### Challenge:
Give the listing again character for character, but drop the images.

### Given entries:
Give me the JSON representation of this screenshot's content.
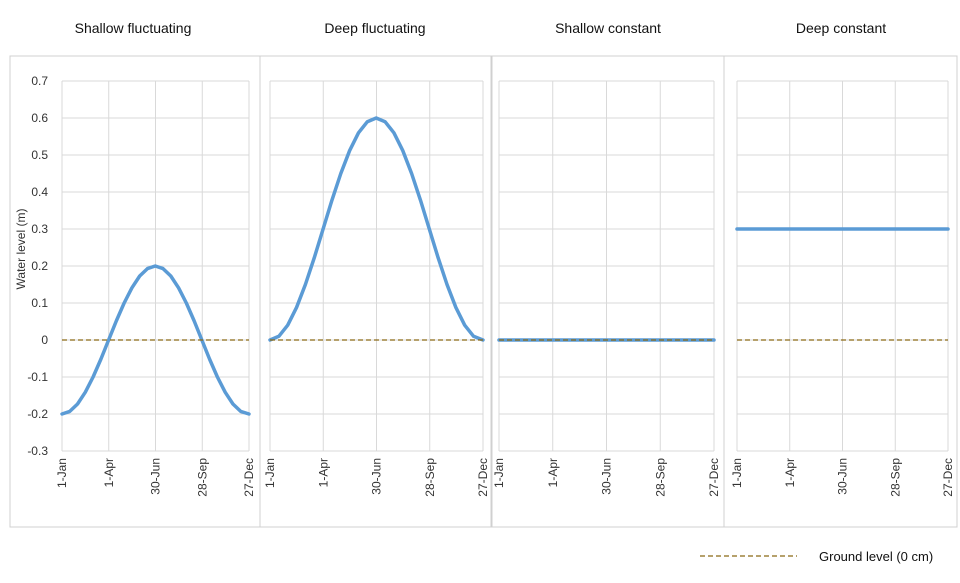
{
  "legend": {
    "label": "Ground  level (0 cm)",
    "color": "#8B6914"
  },
  "chart_data": [
    {
      "type": "line",
      "title": "Shallow fluctuating",
      "xlabel": "",
      "ylabel": "Water level (m)",
      "x_ticks": [
        "1-Jan",
        "1-Apr",
        "30-Jun",
        "28-Sep",
        "27-Dec"
      ],
      "x_range": [
        0,
        361
      ],
      "y_ticks": [
        0.7,
        0.6,
        0.5,
        0.4,
        0.3,
        0.2,
        0.1,
        0,
        -0.1,
        -0.2,
        -0.3
      ],
      "y_tick_labels": [
        "0.7",
        "0.6",
        "0.5",
        "0.4",
        "0.3",
        "0.2",
        "0.1",
        "0",
        "-0.1",
        "-0.2",
        "-0.3"
      ],
      "ylim": [
        -0.3,
        0.7
      ],
      "grid": true,
      "series": [
        {
          "color": "#5B9BD5",
          "x": [
            0,
            15,
            30,
            45,
            60,
            75,
            90,
            105,
            120,
            135,
            150,
            165,
            180,
            195,
            210,
            225,
            240,
            255,
            270,
            285,
            300,
            315,
            330,
            345,
            361
          ],
          "y": [
            -0.2,
            -0.193,
            -0.173,
            -0.141,
            -0.1,
            -0.052,
            0,
            0.052,
            0.1,
            0.141,
            0.173,
            0.193,
            0.2,
            0.193,
            0.173,
            0.141,
            0.1,
            0.052,
            0,
            -0.052,
            -0.1,
            -0.141,
            -0.173,
            -0.193,
            -0.2
          ]
        }
      ]
    },
    {
      "type": "line",
      "title": "Deep fluctuating",
      "xlabel": "",
      "ylabel": "",
      "x_ticks": [
        "1-Jan",
        "1-Apr",
        "30-Jun",
        "28-Sep",
        "27-Dec"
      ],
      "x_range": [
        0,
        361
      ],
      "y_ticks": [
        0.7,
        0.6,
        0.5,
        0.4,
        0.3,
        0.2,
        0.1,
        0,
        -0.1,
        -0.2,
        -0.3
      ],
      "ylim": [
        -0.3,
        0.7
      ],
      "grid": true,
      "series": [
        {
          "color": "#5B9BD5",
          "x": [
            0,
            15,
            30,
            45,
            60,
            75,
            90,
            105,
            120,
            135,
            150,
            165,
            180,
            195,
            210,
            225,
            240,
            255,
            270,
            285,
            300,
            315,
            330,
            345,
            361
          ],
          "y": [
            0,
            0.01,
            0.04,
            0.088,
            0.15,
            0.222,
            0.3,
            0.378,
            0.45,
            0.512,
            0.56,
            0.59,
            0.6,
            0.59,
            0.56,
            0.512,
            0.45,
            0.378,
            0.3,
            0.222,
            0.15,
            0.088,
            0.04,
            0.01,
            0
          ]
        }
      ]
    },
    {
      "type": "line",
      "title": "Shallow constant",
      "xlabel": "",
      "ylabel": "",
      "x_ticks": [
        "1-Jan",
        "1-Apr",
        "30-Jun",
        "28-Sep",
        "27-Dec"
      ],
      "x_range": [
        0,
        361
      ],
      "y_ticks": [
        0.7,
        0.6,
        0.5,
        0.4,
        0.3,
        0.2,
        0.1,
        0,
        -0.1,
        -0.2,
        -0.3
      ],
      "ylim": [
        -0.3,
        0.7
      ],
      "grid": true,
      "series": [
        {
          "color": "#5B9BD5",
          "x": [
            0,
            361
          ],
          "y": [
            0,
            0
          ]
        }
      ]
    },
    {
      "type": "line",
      "title": "Deep constant",
      "xlabel": "",
      "ylabel": "",
      "x_ticks": [
        "1-Jan",
        "1-Apr",
        "30-Jun",
        "28-Sep",
        "27-Dec"
      ],
      "x_range": [
        0,
        361
      ],
      "y_ticks": [
        0.7,
        0.6,
        0.5,
        0.4,
        0.3,
        0.2,
        0.1,
        0,
        -0.1,
        -0.2,
        -0.3
      ],
      "ylim": [
        -0.3,
        0.7
      ],
      "grid": true,
      "series": [
        {
          "color": "#5B9BD5",
          "x": [
            0,
            361
          ],
          "y": [
            0.3,
            0.3
          ]
        }
      ]
    }
  ]
}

### In response:
Give me the JSON representation of this screenshot's content.
{
  "legend": {
    "label": "Ground  level (0 cm)",
    "color": "#8B6914"
  },
  "chart_data": [
    {
      "type": "line",
      "title": "Shallow fluctuating",
      "xlabel": "",
      "ylabel": "Water level (m)",
      "x_ticks": [
        "1-Jan",
        "1-Apr",
        "30-Jun",
        "28-Sep",
        "27-Dec"
      ],
      "x_range": [
        0,
        361
      ],
      "y_ticks": [
        0.7,
        0.6,
        0.5,
        0.4,
        0.3,
        0.2,
        0.1,
        0,
        -0.1,
        -0.2,
        -0.3
      ],
      "y_tick_labels": [
        "0.7",
        "0.6",
        "0.5",
        "0.4",
        "0.3",
        "0.2",
        "0.1",
        "0",
        "-0.1",
        "-0.2",
        "-0.3"
      ],
      "ylim": [
        -0.3,
        0.7
      ],
      "grid": true,
      "series": [
        {
          "color": "#5B9BD5",
          "x": [
            0,
            15,
            30,
            45,
            60,
            75,
            90,
            105,
            120,
            135,
            150,
            165,
            180,
            195,
            210,
            225,
            240,
            255,
            270,
            285,
            300,
            315,
            330,
            345,
            361
          ],
          "y": [
            -0.2,
            -0.193,
            -0.173,
            -0.141,
            -0.1,
            -0.052,
            0,
            0.052,
            0.1,
            0.141,
            0.173,
            0.193,
            0.2,
            0.193,
            0.173,
            0.141,
            0.1,
            0.052,
            0,
            -0.052,
            -0.1,
            -0.141,
            -0.173,
            -0.193,
            -0.2
          ]
        }
      ]
    },
    {
      "type": "line",
      "title": "Deep fluctuating",
      "xlabel": "",
      "ylabel": "",
      "x_ticks": [
        "1-Jan",
        "1-Apr",
        "30-Jun",
        "28-Sep",
        "27-Dec"
      ],
      "x_range": [
        0,
        361
      ],
      "y_ticks": [
        0.7,
        0.6,
        0.5,
        0.4,
        0.3,
        0.2,
        0.1,
        0,
        -0.1,
        -0.2,
        -0.3
      ],
      "ylim": [
        -0.3,
        0.7
      ],
      "grid": true,
      "series": [
        {
          "color": "#5B9BD5",
          "x": [
            0,
            15,
            30,
            45,
            60,
            75,
            90,
            105,
            120,
            135,
            150,
            165,
            180,
            195,
            210,
            225,
            240,
            255,
            270,
            285,
            300,
            315,
            330,
            345,
            361
          ],
          "y": [
            0,
            0.01,
            0.04,
            0.088,
            0.15,
            0.222,
            0.3,
            0.378,
            0.45,
            0.512,
            0.56,
            0.59,
            0.6,
            0.59,
            0.56,
            0.512,
            0.45,
            0.378,
            0.3,
            0.222,
            0.15,
            0.088,
            0.04,
            0.01,
            0
          ]
        }
      ]
    },
    {
      "type": "line",
      "title": "Shallow constant",
      "xlabel": "",
      "ylabel": "",
      "x_ticks": [
        "1-Jan",
        "1-Apr",
        "30-Jun",
        "28-Sep",
        "27-Dec"
      ],
      "x_range": [
        0,
        361
      ],
      "y_ticks": [
        0.7,
        0.6,
        0.5,
        0.4,
        0.3,
        0.2,
        0.1,
        0,
        -0.1,
        -0.2,
        -0.3
      ],
      "ylim": [
        -0.3,
        0.7
      ],
      "grid": true,
      "series": [
        {
          "color": "#5B9BD5",
          "x": [
            0,
            361
          ],
          "y": [
            0,
            0
          ]
        }
      ]
    },
    {
      "type": "line",
      "title": "Deep constant",
      "xlabel": "",
      "ylabel": "",
      "x_ticks": [
        "1-Jan",
        "1-Apr",
        "30-Jun",
        "28-Sep",
        "27-Dec"
      ],
      "x_range": [
        0,
        361
      ],
      "y_ticks": [
        0.7,
        0.6,
        0.5,
        0.4,
        0.3,
        0.2,
        0.1,
        0,
        -0.1,
        -0.2,
        -0.3
      ],
      "ylim": [
        -0.3,
        0.7
      ],
      "grid": true,
      "series": [
        {
          "color": "#5B9BD5",
          "x": [
            0,
            361
          ],
          "y": [
            0.3,
            0.3
          ]
        }
      ]
    }
  ]
}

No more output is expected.